| INSTRUCTIONS FOR THE TASK |
Repeat every line below exactly as it reads.

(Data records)
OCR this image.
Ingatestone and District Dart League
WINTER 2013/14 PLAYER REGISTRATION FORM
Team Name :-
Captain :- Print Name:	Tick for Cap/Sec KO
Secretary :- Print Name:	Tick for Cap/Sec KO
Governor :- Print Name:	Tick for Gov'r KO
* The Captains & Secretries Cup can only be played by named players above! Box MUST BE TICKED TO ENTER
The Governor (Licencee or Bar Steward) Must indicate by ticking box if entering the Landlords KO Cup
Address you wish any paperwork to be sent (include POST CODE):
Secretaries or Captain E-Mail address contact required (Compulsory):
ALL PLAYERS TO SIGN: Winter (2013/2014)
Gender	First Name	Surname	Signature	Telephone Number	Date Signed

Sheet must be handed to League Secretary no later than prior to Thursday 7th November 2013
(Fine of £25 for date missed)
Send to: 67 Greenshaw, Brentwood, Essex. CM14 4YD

| THE RESPONSE |
OCR this image.
Ingatestone and District Dart League
WINTER 2013/14 PLAYER REGISTRATION FORM
Team Name :-
Captain :- Print Name:	Tick for Cap/Sec KO
Secretary :- Print Name:	Tick for Cap/Sec KO
Governor :- Print Name:	Tick for Gov'r KO
* The Captains & Secretries Cup can only be played by named players above! Box MUST BE TICKED TO ENTER
The Governor (Licencee or Bar Steward) Must indicate by ticking box if entering the Landlords KO Cup
Address you wish any paperwork to be sent (include POST CODE):
Secretaries or Captain E-Mail address contact required (Compulsory):
ALL PLAYERS TO SIGN: Winter (2013/2014)
Gender	First Name	Surname	Signature	Telephone Number	Date Signed

Sheet must be handed to League Secretary no later than prior to Thursday 7th November 2013
(Fine of £25 for date missed)
Send to: 67 Greenshaw, Brentwood, Essex. CM14 4YD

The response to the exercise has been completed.